§ Task goal:
Which lines hold the word "icon"? Copy each one.
+++ Excerpted records
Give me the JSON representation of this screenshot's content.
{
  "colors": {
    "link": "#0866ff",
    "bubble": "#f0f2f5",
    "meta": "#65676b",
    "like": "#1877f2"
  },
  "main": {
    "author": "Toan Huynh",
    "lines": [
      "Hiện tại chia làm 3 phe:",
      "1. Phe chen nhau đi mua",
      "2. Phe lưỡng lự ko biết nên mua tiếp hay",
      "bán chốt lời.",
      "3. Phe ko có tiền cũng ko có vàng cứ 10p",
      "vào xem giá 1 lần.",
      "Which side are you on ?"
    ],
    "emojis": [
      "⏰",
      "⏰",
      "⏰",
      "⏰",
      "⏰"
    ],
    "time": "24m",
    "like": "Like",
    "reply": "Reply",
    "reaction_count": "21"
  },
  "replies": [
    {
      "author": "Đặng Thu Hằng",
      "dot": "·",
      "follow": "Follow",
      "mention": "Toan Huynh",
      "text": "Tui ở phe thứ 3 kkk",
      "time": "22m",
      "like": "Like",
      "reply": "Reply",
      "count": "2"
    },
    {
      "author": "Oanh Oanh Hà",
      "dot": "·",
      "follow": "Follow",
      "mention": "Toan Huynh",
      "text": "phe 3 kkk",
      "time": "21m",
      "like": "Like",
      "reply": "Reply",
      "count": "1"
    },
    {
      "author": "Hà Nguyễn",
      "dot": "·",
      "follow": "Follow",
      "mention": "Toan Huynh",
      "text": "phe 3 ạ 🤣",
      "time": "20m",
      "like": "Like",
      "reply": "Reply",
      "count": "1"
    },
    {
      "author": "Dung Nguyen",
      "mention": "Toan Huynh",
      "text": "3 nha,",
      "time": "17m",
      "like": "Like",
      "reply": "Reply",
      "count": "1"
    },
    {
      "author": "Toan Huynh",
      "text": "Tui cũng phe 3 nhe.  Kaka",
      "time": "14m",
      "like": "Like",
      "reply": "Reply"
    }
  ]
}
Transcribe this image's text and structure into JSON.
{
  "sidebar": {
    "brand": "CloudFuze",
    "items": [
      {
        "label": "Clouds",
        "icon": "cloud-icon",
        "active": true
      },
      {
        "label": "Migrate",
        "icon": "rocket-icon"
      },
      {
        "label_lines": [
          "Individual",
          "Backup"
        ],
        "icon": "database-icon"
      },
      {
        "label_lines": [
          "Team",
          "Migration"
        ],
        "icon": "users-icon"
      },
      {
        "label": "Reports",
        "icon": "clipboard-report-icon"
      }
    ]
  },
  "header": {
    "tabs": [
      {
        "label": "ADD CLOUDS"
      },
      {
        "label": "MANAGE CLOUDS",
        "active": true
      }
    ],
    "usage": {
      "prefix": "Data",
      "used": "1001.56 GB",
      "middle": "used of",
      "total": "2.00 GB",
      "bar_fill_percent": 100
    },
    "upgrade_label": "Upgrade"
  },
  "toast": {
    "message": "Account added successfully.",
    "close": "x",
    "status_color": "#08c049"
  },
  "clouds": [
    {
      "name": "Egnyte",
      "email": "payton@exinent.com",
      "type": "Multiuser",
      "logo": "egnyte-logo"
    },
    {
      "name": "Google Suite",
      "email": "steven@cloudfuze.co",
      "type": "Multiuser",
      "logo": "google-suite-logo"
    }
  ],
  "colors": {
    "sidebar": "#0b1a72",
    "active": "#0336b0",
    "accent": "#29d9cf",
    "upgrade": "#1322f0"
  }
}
++++++
§ Problem solution:
        "icon": "cloud-icon",
        "icon": "rocket-icon"
        "icon": "database-icon"
        "icon": "users-icon"
        "icon": "clipboard-report-icon"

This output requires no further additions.